## OBJECTIVE
Look for the string "nach" and copy every line that has it.

## AVAILABLE DATA
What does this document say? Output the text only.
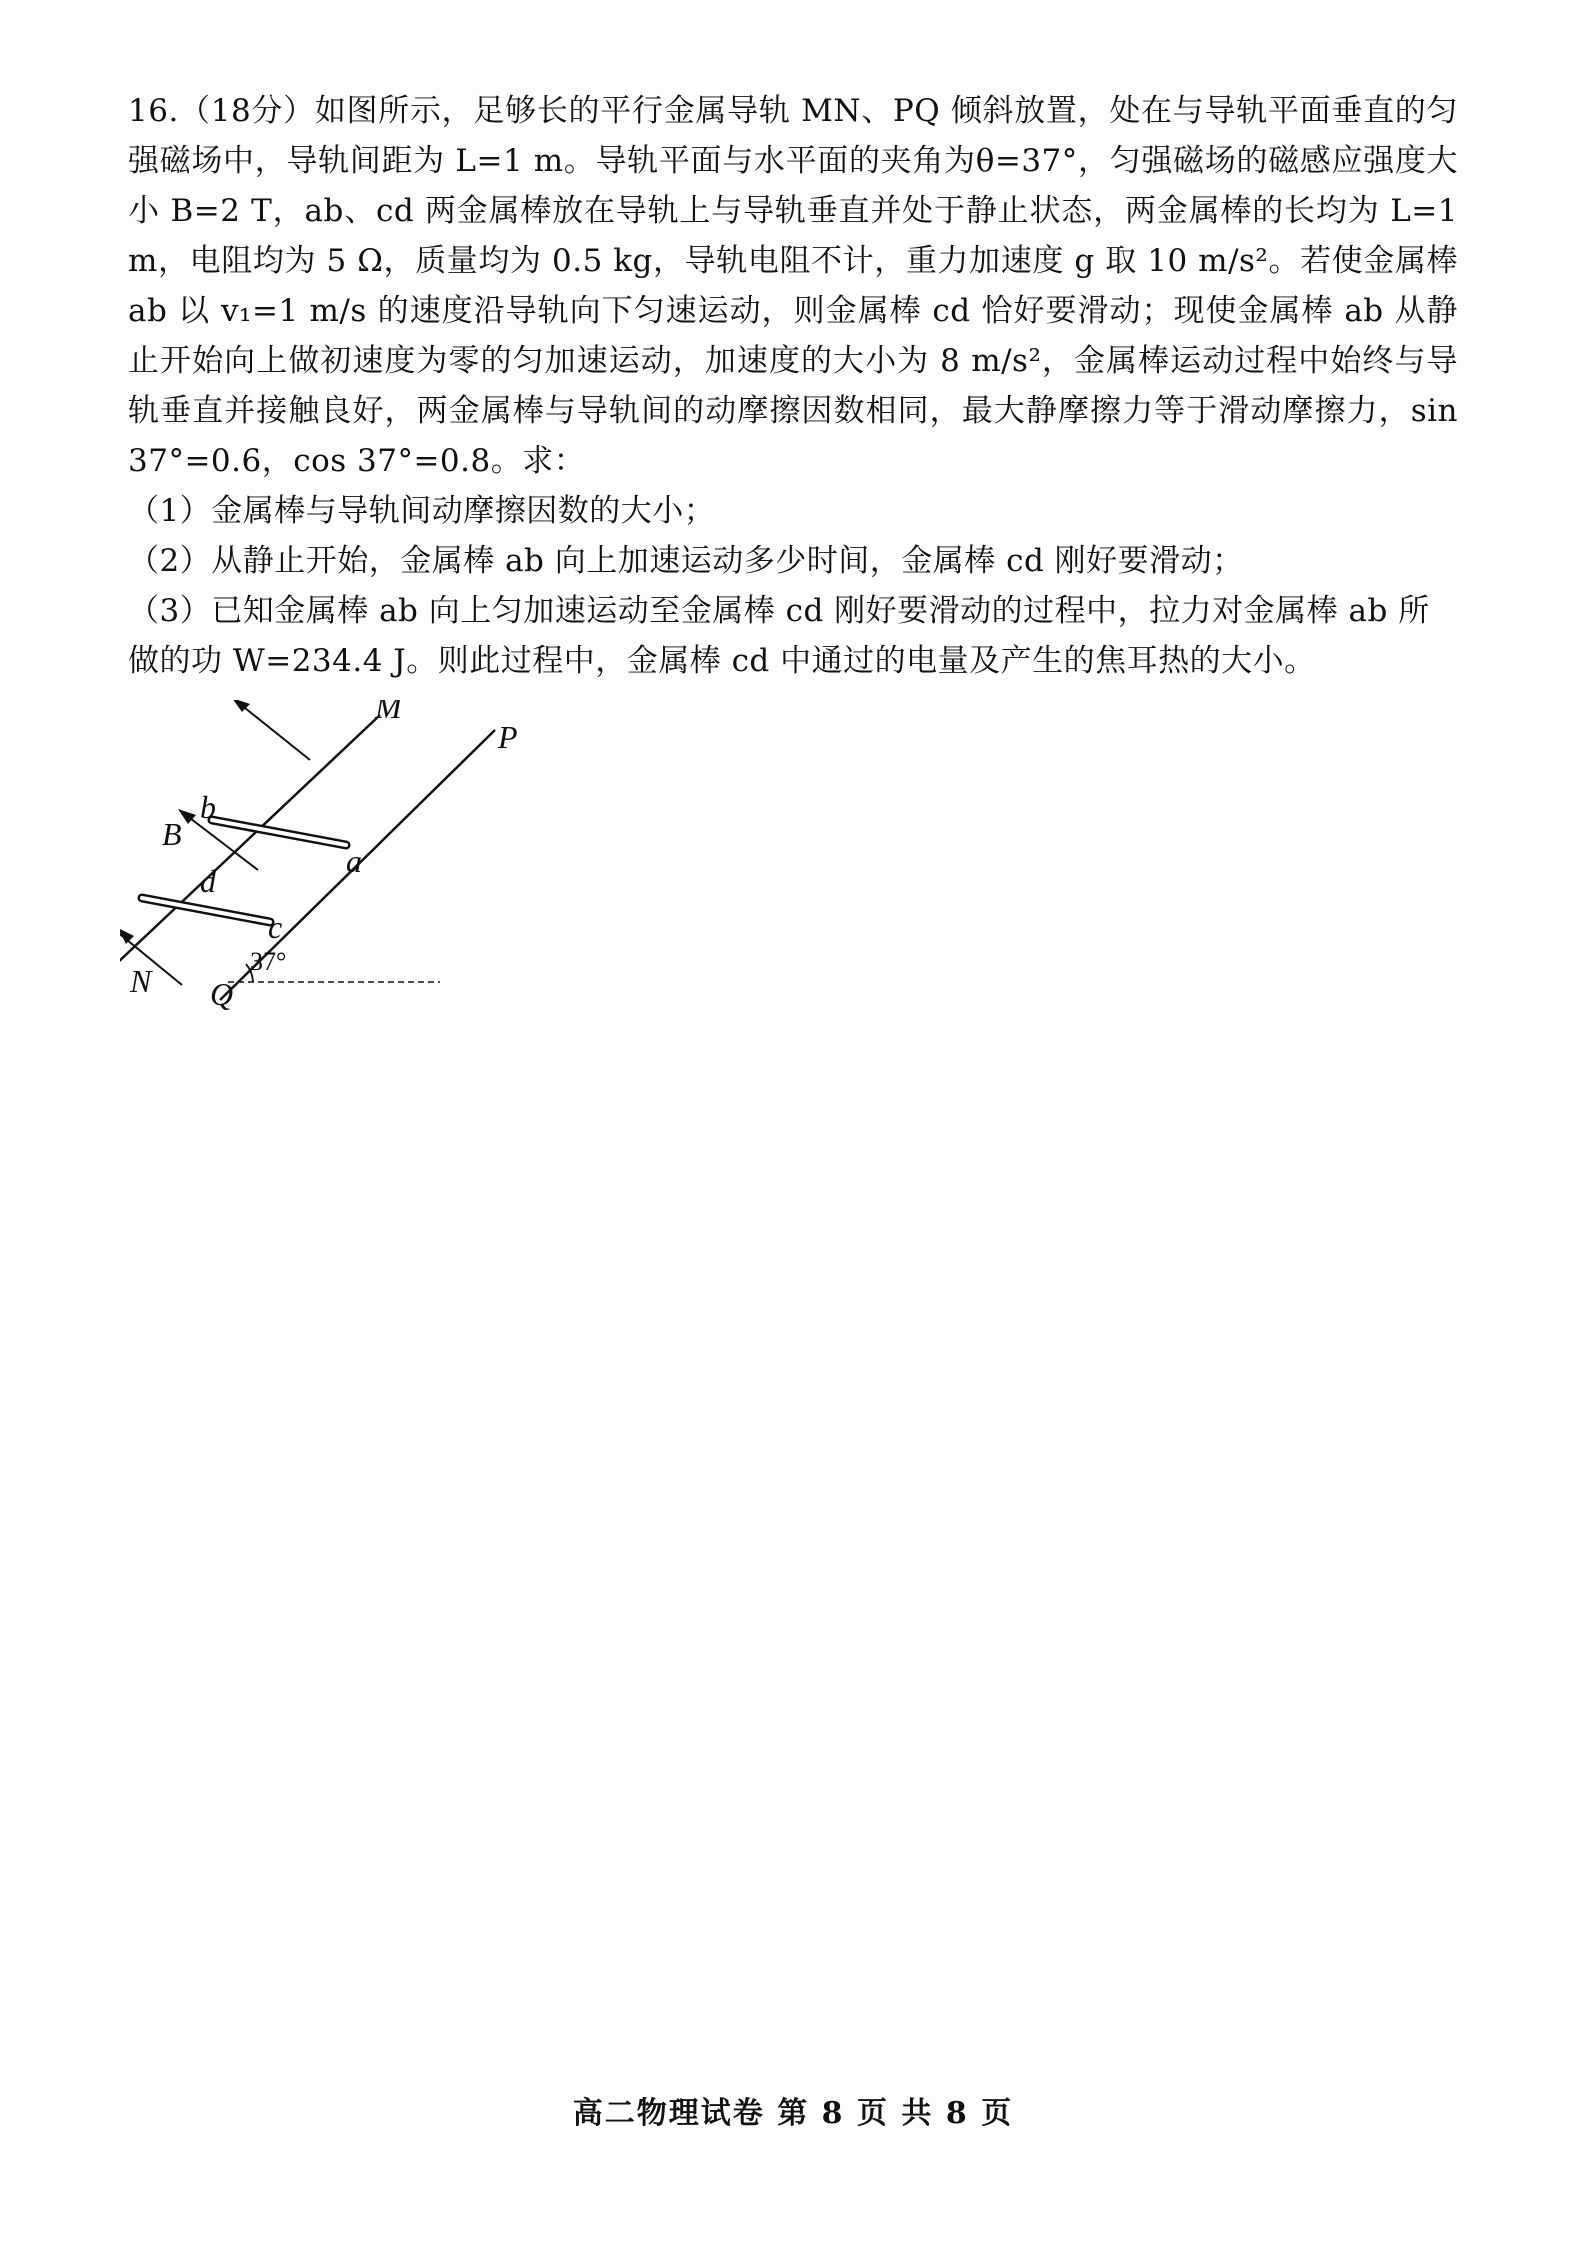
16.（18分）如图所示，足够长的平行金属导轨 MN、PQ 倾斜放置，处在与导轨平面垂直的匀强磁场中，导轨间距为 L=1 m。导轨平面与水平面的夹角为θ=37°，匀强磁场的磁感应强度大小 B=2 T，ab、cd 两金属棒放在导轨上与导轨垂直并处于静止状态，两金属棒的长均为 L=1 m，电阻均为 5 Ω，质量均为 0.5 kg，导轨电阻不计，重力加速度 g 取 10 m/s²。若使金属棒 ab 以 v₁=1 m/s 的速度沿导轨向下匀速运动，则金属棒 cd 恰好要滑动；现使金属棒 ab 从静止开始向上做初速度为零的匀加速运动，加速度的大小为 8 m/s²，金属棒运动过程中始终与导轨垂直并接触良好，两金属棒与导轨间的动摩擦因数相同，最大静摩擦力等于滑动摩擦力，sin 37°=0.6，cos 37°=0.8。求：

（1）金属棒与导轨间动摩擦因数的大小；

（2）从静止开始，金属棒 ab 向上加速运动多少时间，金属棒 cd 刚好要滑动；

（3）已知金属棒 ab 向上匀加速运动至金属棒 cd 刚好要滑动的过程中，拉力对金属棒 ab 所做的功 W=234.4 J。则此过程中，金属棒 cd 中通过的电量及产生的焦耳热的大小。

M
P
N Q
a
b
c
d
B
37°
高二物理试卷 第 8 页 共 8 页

--

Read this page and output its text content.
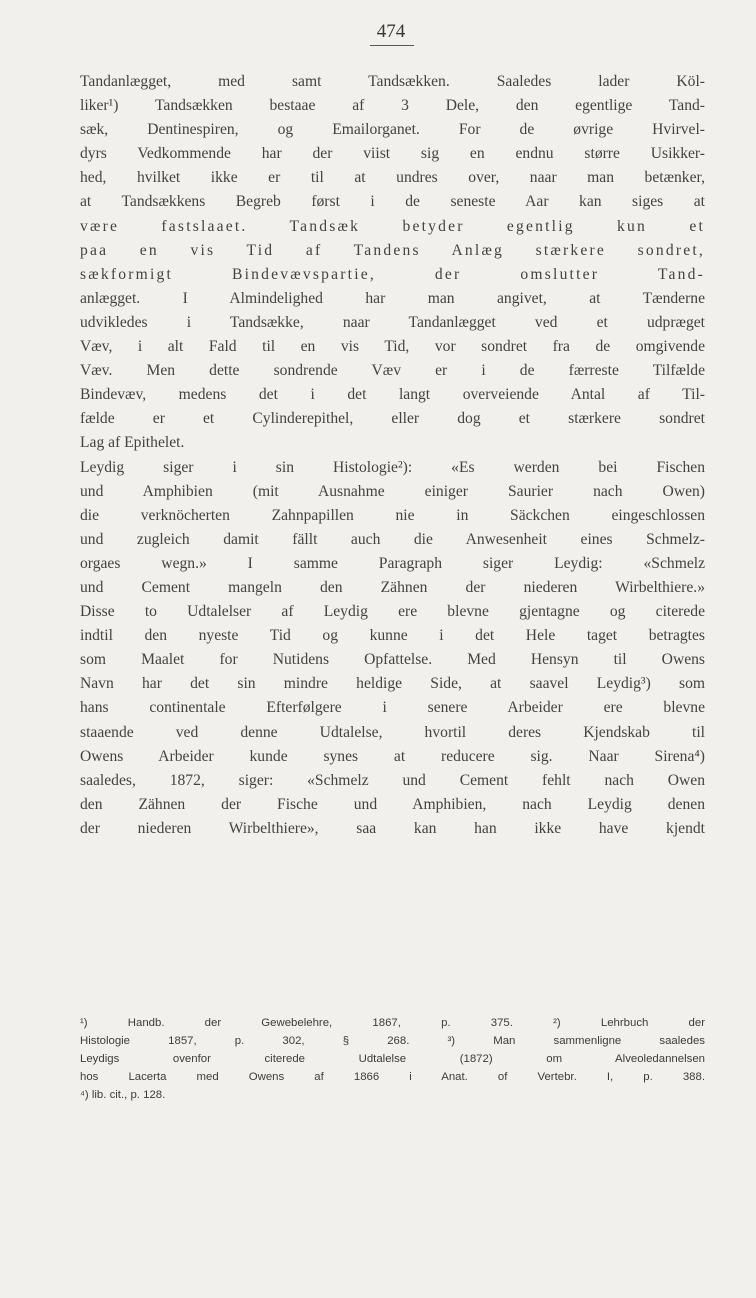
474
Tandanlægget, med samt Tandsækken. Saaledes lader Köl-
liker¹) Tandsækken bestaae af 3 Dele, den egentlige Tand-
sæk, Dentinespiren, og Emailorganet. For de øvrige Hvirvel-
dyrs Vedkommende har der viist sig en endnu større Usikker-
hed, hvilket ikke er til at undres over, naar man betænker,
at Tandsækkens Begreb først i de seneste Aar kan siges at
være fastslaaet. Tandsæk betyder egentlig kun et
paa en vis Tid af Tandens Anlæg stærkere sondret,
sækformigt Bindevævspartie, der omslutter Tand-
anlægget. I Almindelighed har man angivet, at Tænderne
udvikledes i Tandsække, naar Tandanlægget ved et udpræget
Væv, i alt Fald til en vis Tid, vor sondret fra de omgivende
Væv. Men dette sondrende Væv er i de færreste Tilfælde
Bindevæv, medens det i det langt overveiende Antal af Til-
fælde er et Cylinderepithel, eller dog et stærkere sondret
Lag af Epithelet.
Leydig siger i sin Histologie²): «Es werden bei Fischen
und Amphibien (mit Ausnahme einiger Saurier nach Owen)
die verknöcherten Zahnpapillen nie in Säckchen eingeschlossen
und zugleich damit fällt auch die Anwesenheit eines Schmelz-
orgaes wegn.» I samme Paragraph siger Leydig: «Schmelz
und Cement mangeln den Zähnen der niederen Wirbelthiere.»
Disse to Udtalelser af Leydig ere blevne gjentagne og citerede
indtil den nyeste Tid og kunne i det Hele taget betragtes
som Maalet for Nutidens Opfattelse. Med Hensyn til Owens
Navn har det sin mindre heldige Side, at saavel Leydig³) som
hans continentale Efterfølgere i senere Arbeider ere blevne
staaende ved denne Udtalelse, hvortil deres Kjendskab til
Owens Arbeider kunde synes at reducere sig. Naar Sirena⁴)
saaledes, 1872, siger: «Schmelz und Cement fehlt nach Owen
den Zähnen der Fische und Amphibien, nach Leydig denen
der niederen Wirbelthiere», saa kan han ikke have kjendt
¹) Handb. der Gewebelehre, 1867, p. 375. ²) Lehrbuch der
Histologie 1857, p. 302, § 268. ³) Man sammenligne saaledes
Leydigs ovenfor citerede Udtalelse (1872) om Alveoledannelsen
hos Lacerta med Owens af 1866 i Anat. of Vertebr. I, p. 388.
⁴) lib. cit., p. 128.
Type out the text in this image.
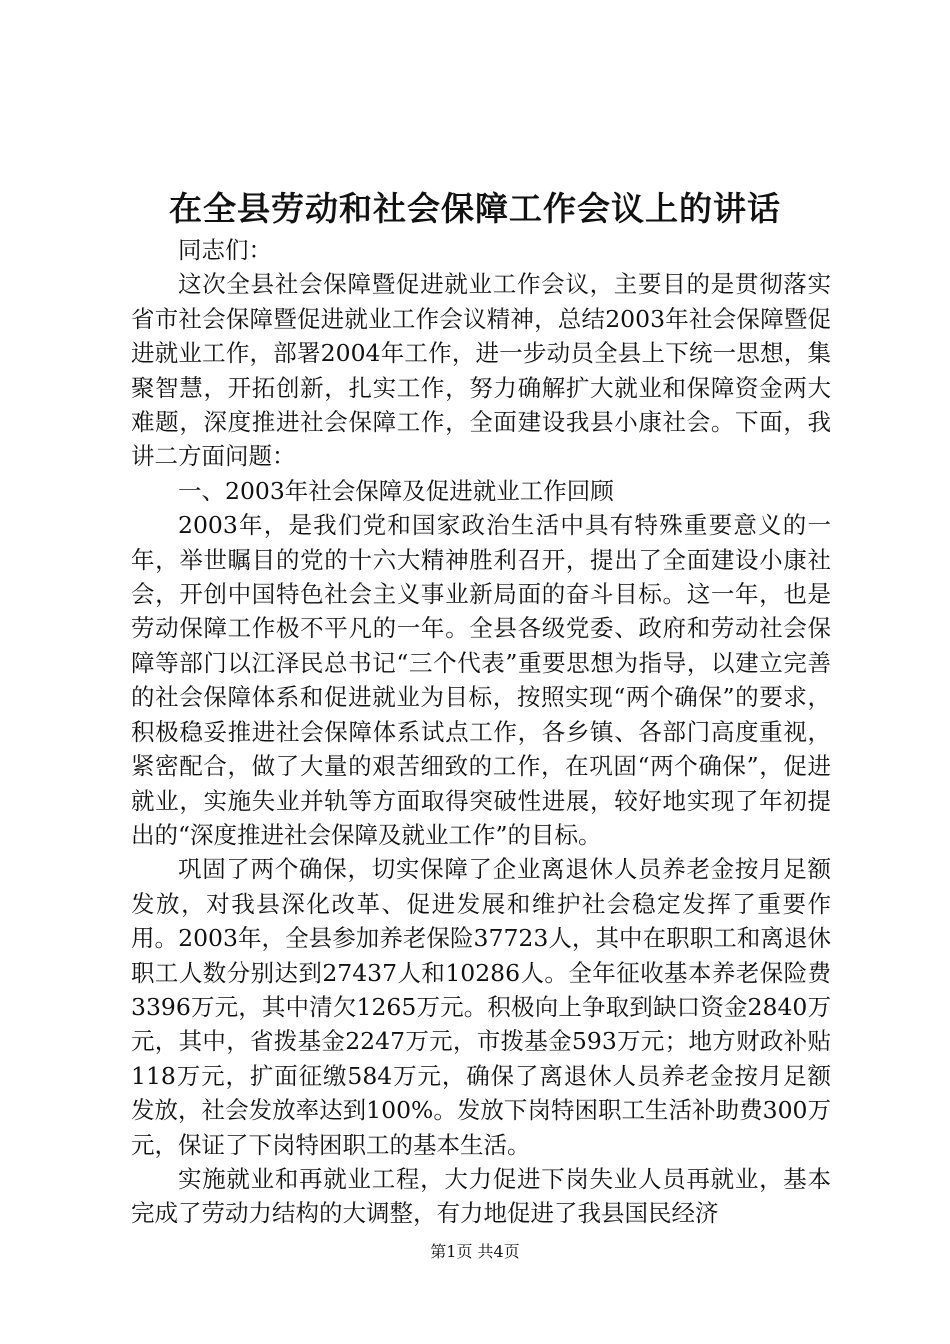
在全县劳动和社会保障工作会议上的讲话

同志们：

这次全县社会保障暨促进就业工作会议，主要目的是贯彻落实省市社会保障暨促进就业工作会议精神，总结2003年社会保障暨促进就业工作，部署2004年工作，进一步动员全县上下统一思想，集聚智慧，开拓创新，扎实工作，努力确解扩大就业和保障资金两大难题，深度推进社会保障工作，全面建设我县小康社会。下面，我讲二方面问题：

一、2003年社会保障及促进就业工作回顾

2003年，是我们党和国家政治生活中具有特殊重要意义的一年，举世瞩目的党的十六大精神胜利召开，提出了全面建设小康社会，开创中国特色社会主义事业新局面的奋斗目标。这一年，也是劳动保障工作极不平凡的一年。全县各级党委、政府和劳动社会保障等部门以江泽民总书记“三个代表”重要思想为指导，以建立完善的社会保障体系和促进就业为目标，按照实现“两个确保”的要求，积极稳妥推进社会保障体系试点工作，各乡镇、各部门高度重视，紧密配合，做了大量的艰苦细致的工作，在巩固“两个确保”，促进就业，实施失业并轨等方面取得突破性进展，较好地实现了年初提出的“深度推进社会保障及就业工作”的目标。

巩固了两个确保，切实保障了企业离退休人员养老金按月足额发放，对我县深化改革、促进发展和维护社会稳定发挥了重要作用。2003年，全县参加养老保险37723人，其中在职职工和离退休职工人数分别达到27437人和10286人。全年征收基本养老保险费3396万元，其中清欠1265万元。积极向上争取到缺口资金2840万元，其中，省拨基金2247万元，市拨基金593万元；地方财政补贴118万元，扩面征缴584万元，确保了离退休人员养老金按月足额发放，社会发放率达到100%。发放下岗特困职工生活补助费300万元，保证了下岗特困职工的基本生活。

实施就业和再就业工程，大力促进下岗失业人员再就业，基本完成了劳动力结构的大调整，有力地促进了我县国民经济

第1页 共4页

## COMPLETE ANSWER
und Amphibien (mit Ausnahme einiger Saurier nach Owen)
saaledes, 1872, siger: «Schmelz und Cement fehlt nach Owen
den Zähnen der Fische und Amphibien, nach Leydig denen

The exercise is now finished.